▶ Short task: Go through the records below line by line, counting those that contain the word "Calificación"; answer with the count only.

▶ Information given:
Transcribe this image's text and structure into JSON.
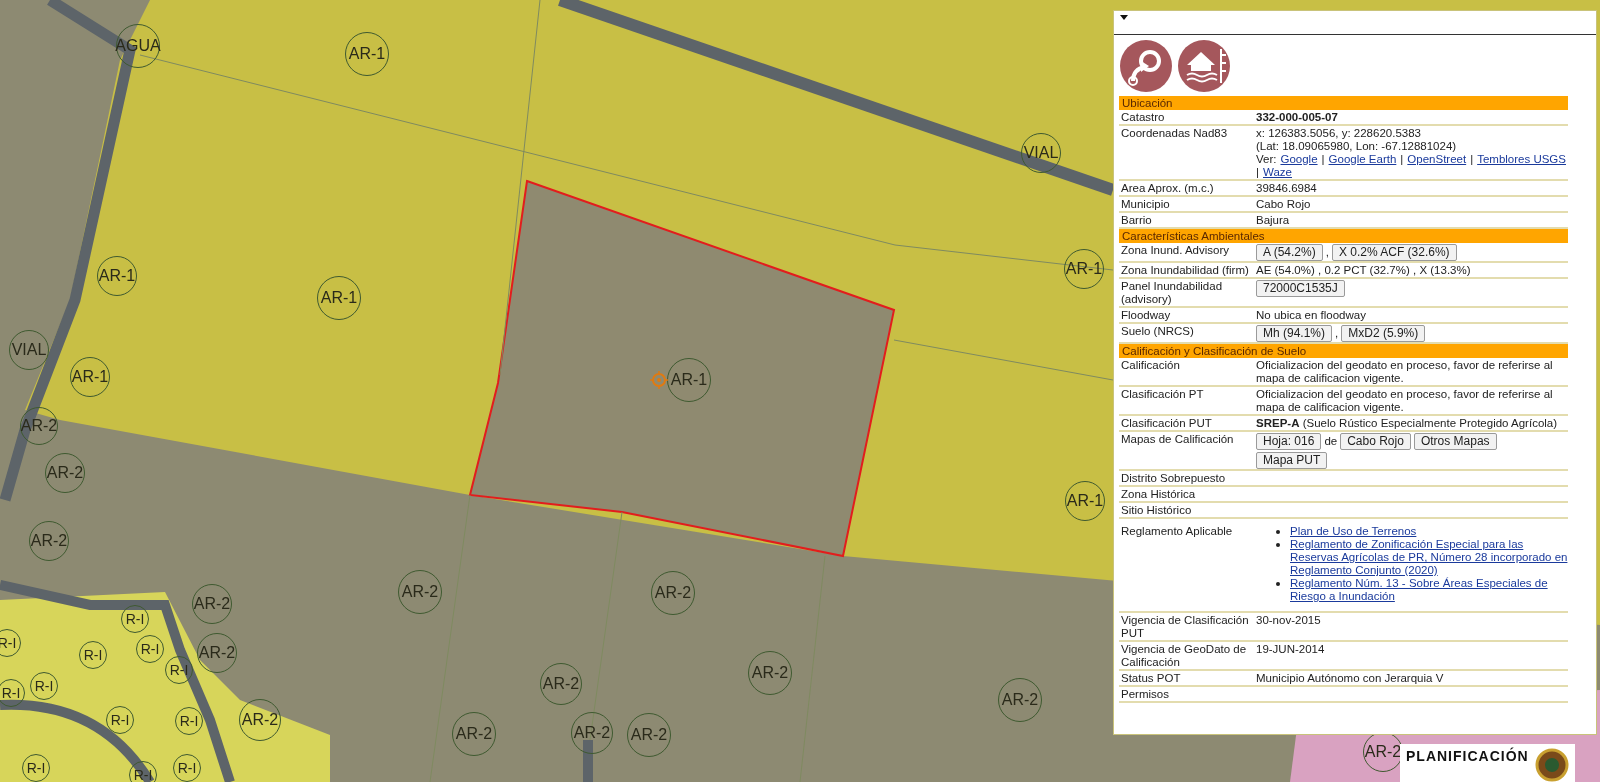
{
  "map": {
    "zone_labels": [
      {
        "text": "AGUA"
      },
      {
        "text": "AR-1"
      },
      {
        "text": "VIAL"
      },
      {
        "text": "AR-1"
      },
      {
        "text": "AR-1"
      },
      {
        "text": "VIAL"
      },
      {
        "text": "AR-1"
      },
      {
        "text": "AR-1"
      },
      {
        "text": "AR-1"
      },
      {
        "text": "AR-1"
      },
      {
        "text": "AR-2"
      },
      {
        "text": "AR-2"
      },
      {
        "text": "AR-2"
      },
      {
        "text": "AR-2"
      },
      {
        "text": "AR-2"
      },
      {
        "text": "AR-2"
      },
      {
        "text": "AR-2"
      },
      {
        "text": "AR-2"
      },
      {
        "text": "AR-2"
      },
      {
        "text": "AR-2"
      },
      {
        "text": "AR-2"
      },
      {
        "text": "AR-2"
      },
      {
        "text": "AR-2"
      },
      {
        "text": "AR-2"
      },
      {
        "text": "AR-2"
      },
      {
        "text": "R-I"
      },
      {
        "text": "R-I"
      },
      {
        "text": "R-I"
      },
      {
        "text": "R-I"
      },
      {
        "text": "R-I"
      },
      {
        "text": "R-I"
      },
      {
        "text": "R-I"
      },
      {
        "text": "R-I"
      },
      {
        "text": "R-I"
      },
      {
        "text": "R-I"
      },
      {
        "text": "R-I"
      },
      {
        "text": "R-I"
      }
    ],
    "logo_text": "PLANIFICACIÓN"
  },
  "panel": {
    "sections": [
      {
        "title": "Ubicación",
        "rows": [
          {
            "label": "Catastro",
            "kind": "bold",
            "value": "332-000-005-07"
          },
          {
            "label": "Coordenadas Nad83",
            "kind": "coords",
            "lines": [
              "x: 126383.5056, y: 228620.5383",
              "(Lat: 18.09065980, Lon: -67.12881024)"
            ],
            "prefix": "Ver:",
            "separator": "|",
            "links": [
              "Google",
              "Google Earth",
              "OpenStreet",
              "Temblores USGS",
              "Waze"
            ]
          },
          {
            "label": "Area Aprox. (m.c.)",
            "kind": "text",
            "value": "39846.6984"
          },
          {
            "label": "Municipio",
            "kind": "text",
            "value": "Cabo Rojo"
          },
          {
            "label": "Barrio",
            "kind": "text",
            "value": "Bajura"
          }
        ]
      },
      {
        "title": "Características Ambientales",
        "rows": [
          {
            "label": "Zona Inund. Advisory",
            "kind": "items",
            "items": [
              {
                "kind": "button",
                "text": "A (54.2%)"
              },
              {
                "kind": "text",
                "text": ","
              },
              {
                "kind": "button",
                "text": "X 0.2% ACF (32.6%)"
              }
            ]
          },
          {
            "label": "Zona Inundabilidad (firm)",
            "kind": "text",
            "value": "AE (54.0%) , 0.2 PCT (32.7%) , X (13.3%)"
          },
          {
            "label": "Panel Inundabilidad (advisory)",
            "kind": "items",
            "items": [
              {
                "kind": "button",
                "text": "72000C1535J"
              }
            ]
          },
          {
            "label": "Floodway",
            "kind": "text",
            "value": "No ubica en floodway"
          },
          {
            "label": "Suelo (NRCS)",
            "kind": "items",
            "items": [
              {
                "kind": "button",
                "text": "Mh (94.1%)"
              },
              {
                "kind": "text",
                "text": ","
              },
              {
                "kind": "button",
                "text": "MxD2 (5.9%)"
              }
            ]
          }
        ]
      },
      {
        "title": "Calificación y Clasificación de Suelo",
        "rows": [
          {
            "label": "Calificación",
            "kind": "text",
            "value": "Oficializacion del geodato en proceso, favor de referirse al mapa de calificacion vigente."
          },
          {
            "label": "Clasificación PT",
            "kind": "text",
            "value": "Oficializacion del geodato en proceso, favor de referirse al mapa de calificacion vigente."
          },
          {
            "label": "Clasificación PUT",
            "kind": "text",
            "value": "**SREP-A** (Suelo Rústico Especialmente Protegido Agrícola)"
          },
          {
            "label": "Mapas de Calificación",
            "kind": "items",
            "items": [
              {
                "kind": "button",
                "text": "Hoja: 016"
              },
              {
                "kind": "text",
                "text": "de"
              },
              {
                "kind": "button",
                "text": "Cabo Rojo"
              },
              {
                "kind": "button",
                "text": "Otros Mapas"
              },
              {
                "kind": "button",
                "text": "Mapa PUT"
              }
            ]
          },
          {
            "label": "Distrito Sobrepuesto",
            "kind": "text"
          },
          {
            "label": "Zona Histórica",
            "kind": "text"
          },
          {
            "label": "Sitio Histórico",
            "kind": "text"
          },
          {
            "label": "Reglamento Aplicable",
            "kind": "list",
            "links": [
              "Plan de Uso de Terrenos",
              "Reglamento de Zonificación Especial para las Reservas Agrícolas de PR, Número 28 incorporado en Reglamento Conjunto (2020)",
              "Reglamento Núm. 13 - Sobre Áreas Especiales de Riesgo a Inundación"
            ]
          },
          {
            "label": "Vigencia de Clasificación PUT",
            "kind": "text",
            "value": "30-nov-2015"
          },
          {
            "label": "Vigencia de GeoDato de Calificación",
            "kind": "text",
            "value": "19-JUN-2014"
          },
          {
            "label": "Status POT",
            "kind": "text",
            "value": "Municipio Autónomo con Jerarquia V"
          },
          {
            "label": "Permisos",
            "kind": "text"
          }
        ]
      }
    ]
  }
}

▶ Finished answer: 4